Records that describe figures
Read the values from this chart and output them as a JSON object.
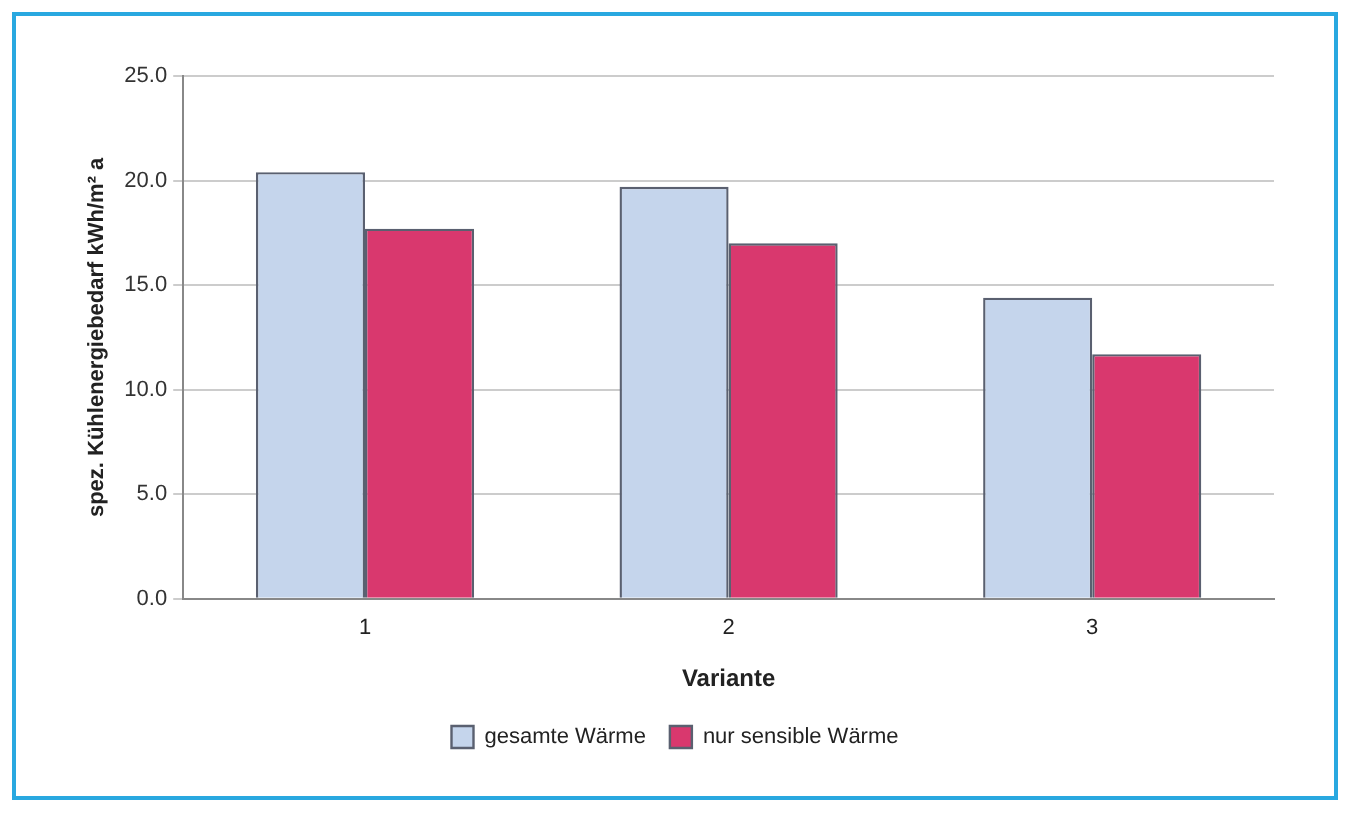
{
  "chart_data": {
    "type": "bar",
    "xlabel": "Variante",
    "ylabel": "spez. Kühlenergiebedarf kWh/m² a",
    "categories": [
      "1",
      "2",
      "3"
    ],
    "series": [
      {
        "name": "gesamte Wärme",
        "color": "#c5d5ec",
        "values": [
          20.4,
          19.7,
          14.4
        ]
      },
      {
        "name": "nur sensible Wärme",
        "color": "#d9386e",
        "values": [
          17.7,
          17.0,
          11.7
        ]
      }
    ],
    "ylim": [
      0,
      25
    ],
    "yticks": [
      {
        "value": 0,
        "label": "0.0"
      },
      {
        "value": 5,
        "label": "5.0"
      },
      {
        "value": 10,
        "label": "10.0"
      },
      {
        "value": 15,
        "label": "15.0"
      },
      {
        "value": 20,
        "label": "20.0"
      },
      {
        "value": 25,
        "label": "25.0"
      }
    ],
    "grid": "y",
    "legend": "bottom"
  }
}
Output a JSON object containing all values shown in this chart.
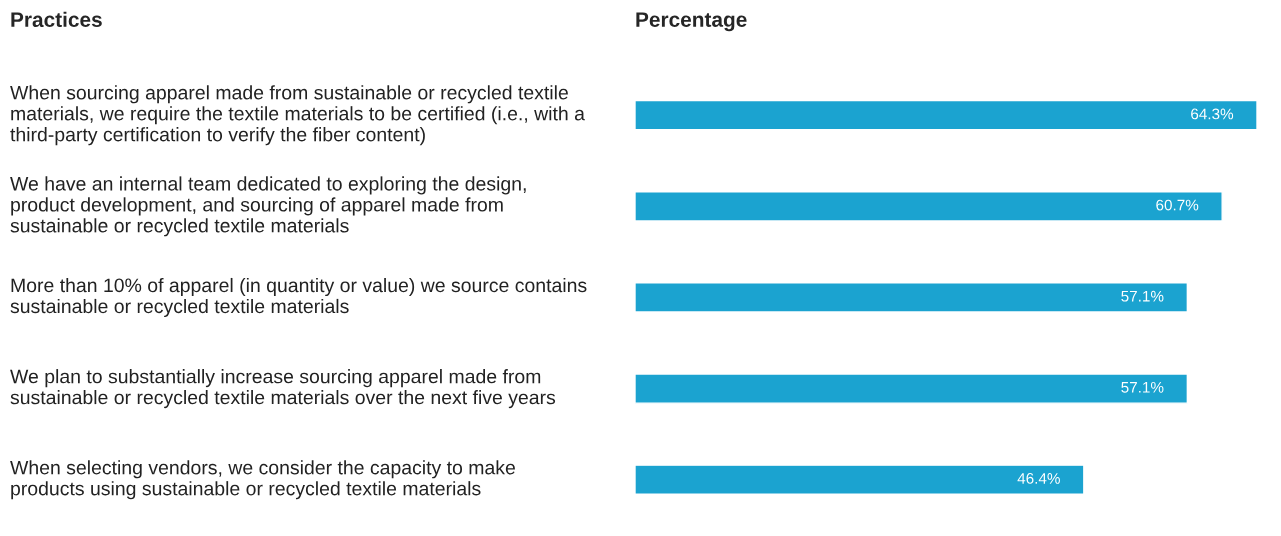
{
  "chart_data": {
    "type": "bar",
    "orientation": "horizontal",
    "ylabel": "Practices",
    "xlabel": "Percentage",
    "categories": [
      "When sourcing apparel made from sustainable or recycled textile materials, we require the textile materials to be certified (i.e., with a third-party certification to verify the fiber content)",
      "We have an internal team dedicated to exploring the design, product development, and sourcing of apparel made from sustainable or recycled textile materials",
      "More than 10% of apparel (in quantity or value) we source contains sustainable or recycled textile materials",
      "We plan to substantially increase sourcing apparel made from sustainable or recycled textile materials over the next five years",
      "When selecting vendors, we consider the capacity to make products using sustainable or recycled textile materials"
    ],
    "values": [
      64.3,
      60.7,
      57.1,
      57.1,
      46.4
    ],
    "value_labels": [
      "64.3%",
      "60.7%",
      "57.1%",
      "57.1%",
      "46.4%"
    ],
    "color": "#1ba3d0",
    "legend": false
  }
}
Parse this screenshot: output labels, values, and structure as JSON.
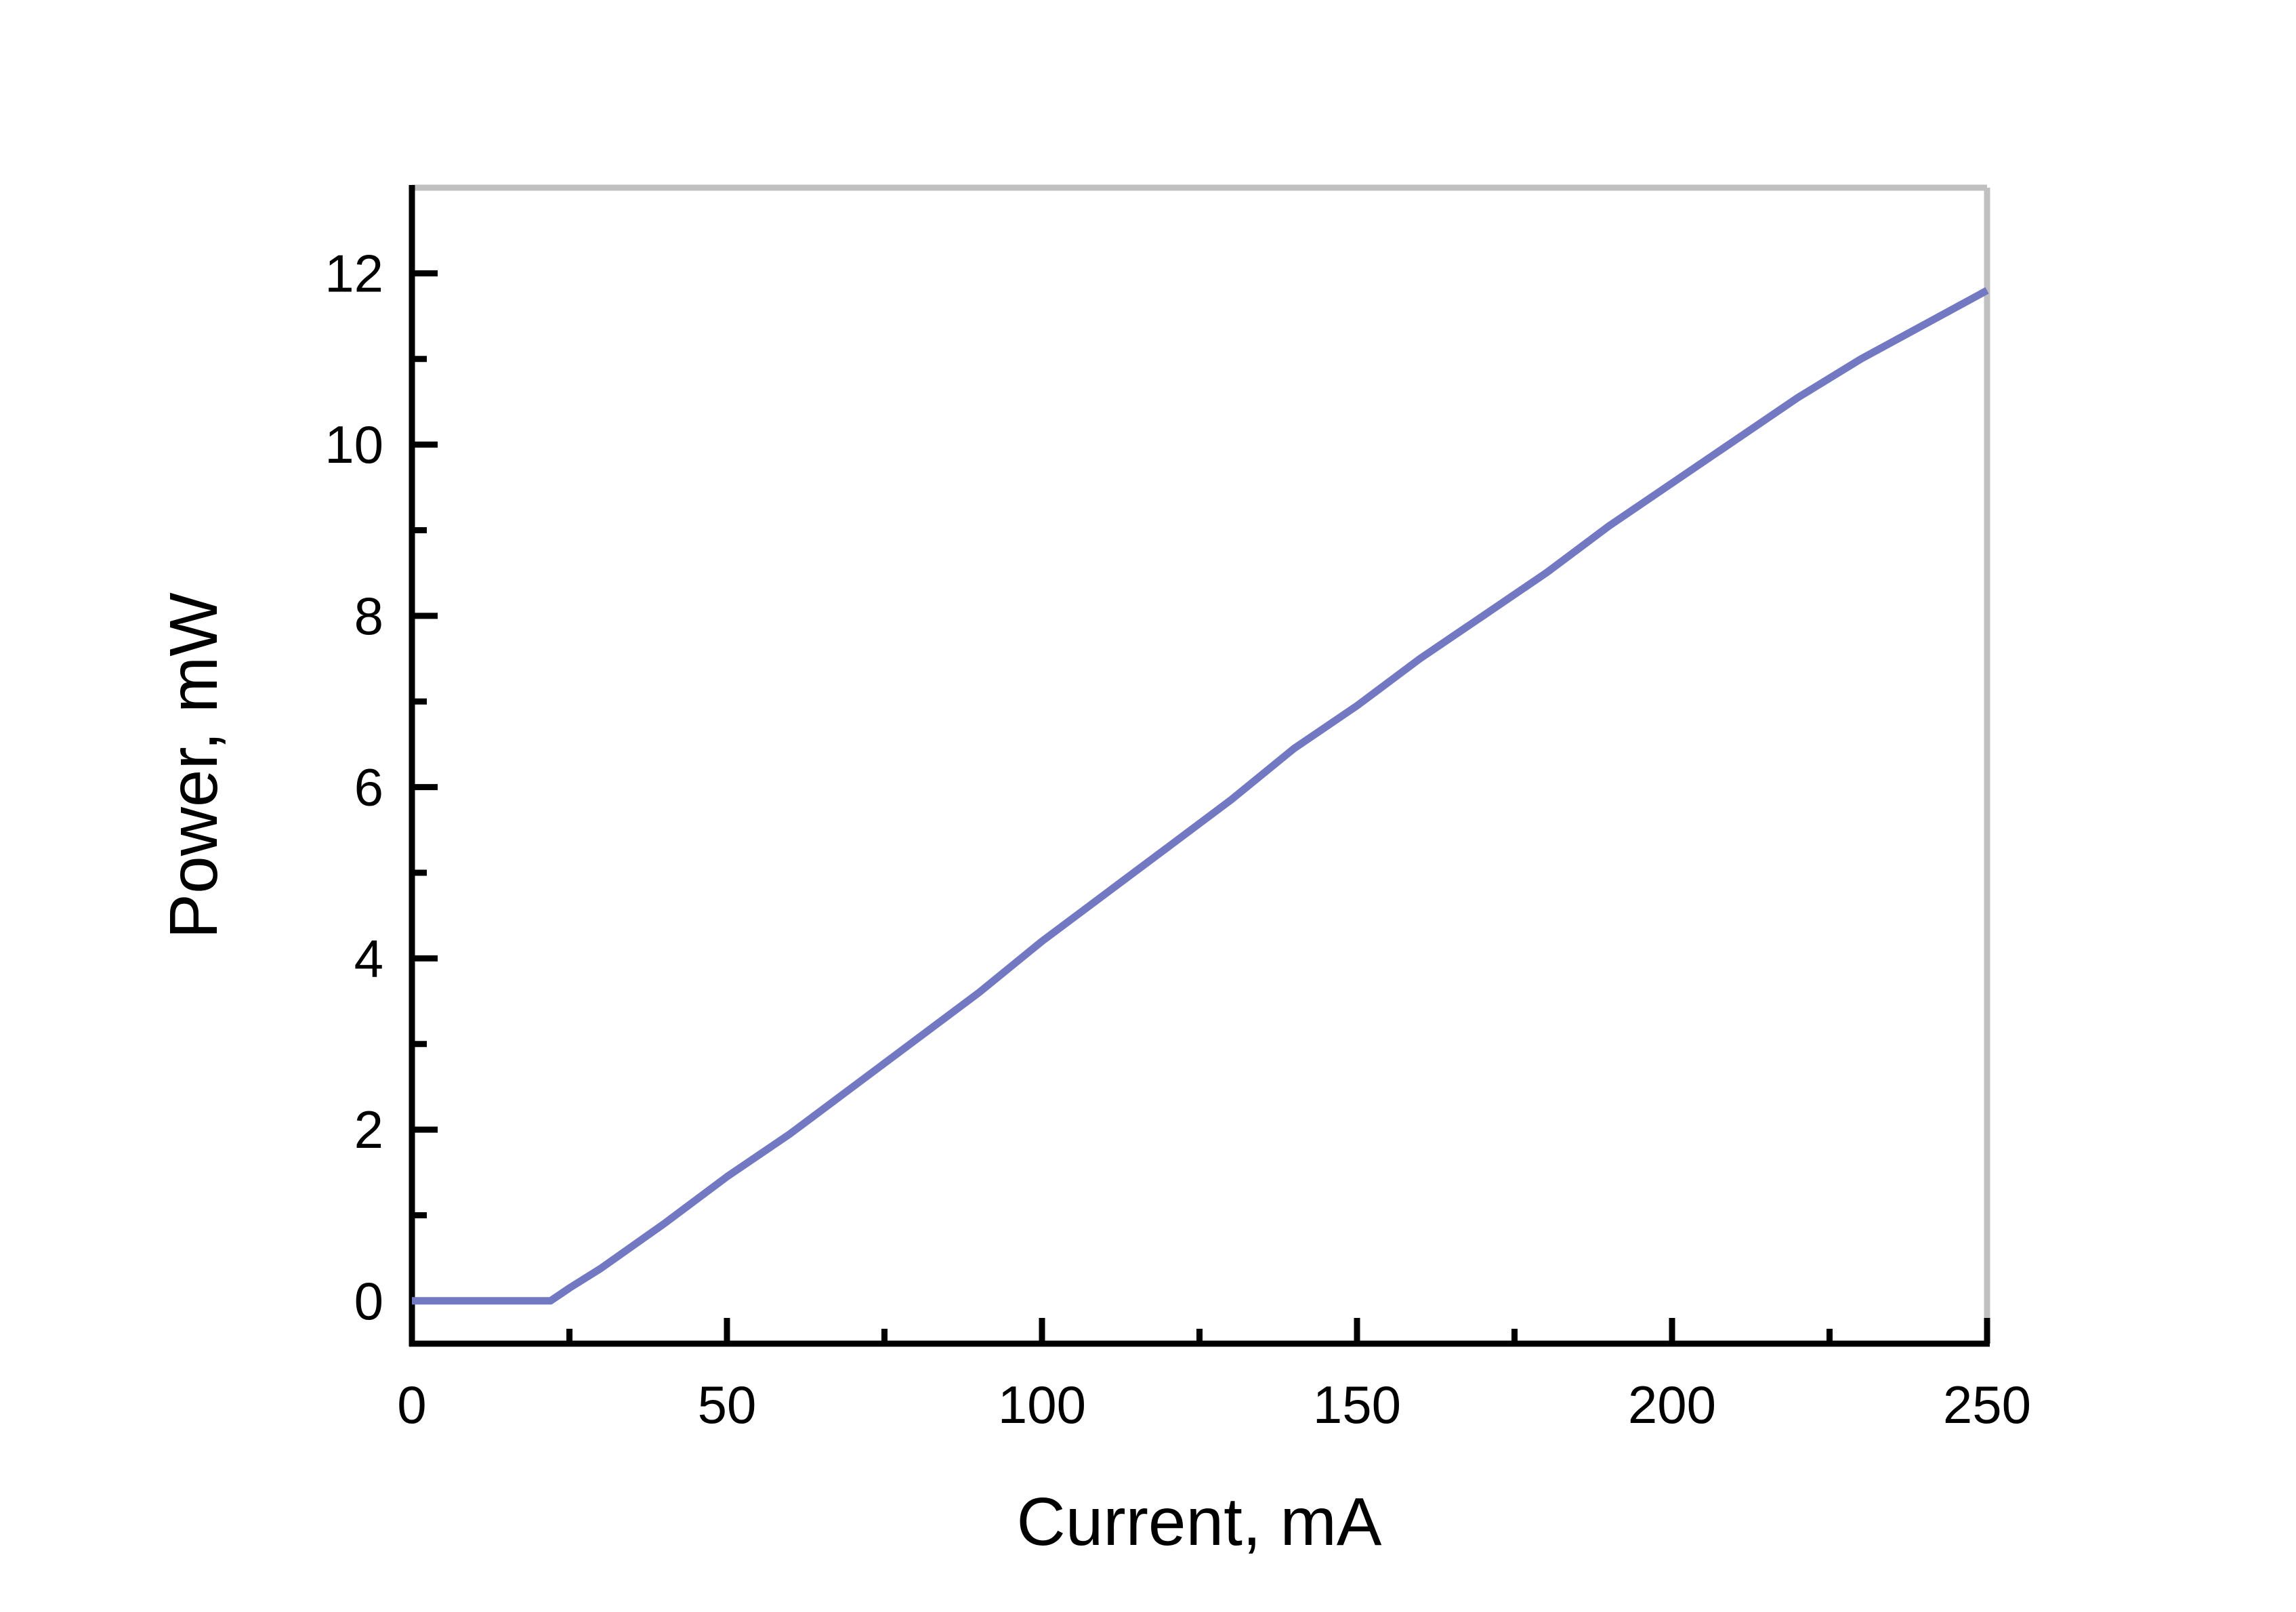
{
  "chart_data": {
    "type": "line",
    "x_label": "Current, mA",
    "y_label": "Power, mW",
    "x": [
      0,
      10,
      20,
      22,
      25,
      30,
      40,
      50,
      60,
      70,
      80,
      90,
      100,
      110,
      120,
      130,
      140,
      150,
      160,
      170,
      180,
      190,
      200,
      210,
      220,
      230,
      240,
      250
    ],
    "series": [
      {
        "color": "#7278c2",
        "values": [
          0,
          0,
          0,
          0,
          0.15,
          0.38,
          0.9,
          1.45,
          1.95,
          2.5,
          3.05,
          3.6,
          4.2,
          4.75,
          5.3,
          5.85,
          6.45,
          6.95,
          7.5,
          8.0,
          8.5,
          9.05,
          9.55,
          10.05,
          10.55,
          11.0,
          11.4,
          11.8
        ]
      }
    ],
    "xlim": [
      0,
      250
    ],
    "xticks": [
      0,
      50,
      100,
      150,
      200,
      250
    ],
    "x_minor_ticks": [
      25,
      75,
      125,
      175,
      225
    ],
    "ylim": [
      -0.5,
      13
    ],
    "yticks": [
      0,
      2,
      4,
      6,
      8,
      10,
      12
    ],
    "y_minor_ticks": [
      1,
      3,
      5,
      7,
      9,
      11
    ],
    "grid": false
  }
}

GIVEN PROBLEM –
Look through the entries above; copy each line where the string "Wärme" appears.

SOLUTION –
        "name": "gesamte Wärme",
        "name": "nur sensible Wärme",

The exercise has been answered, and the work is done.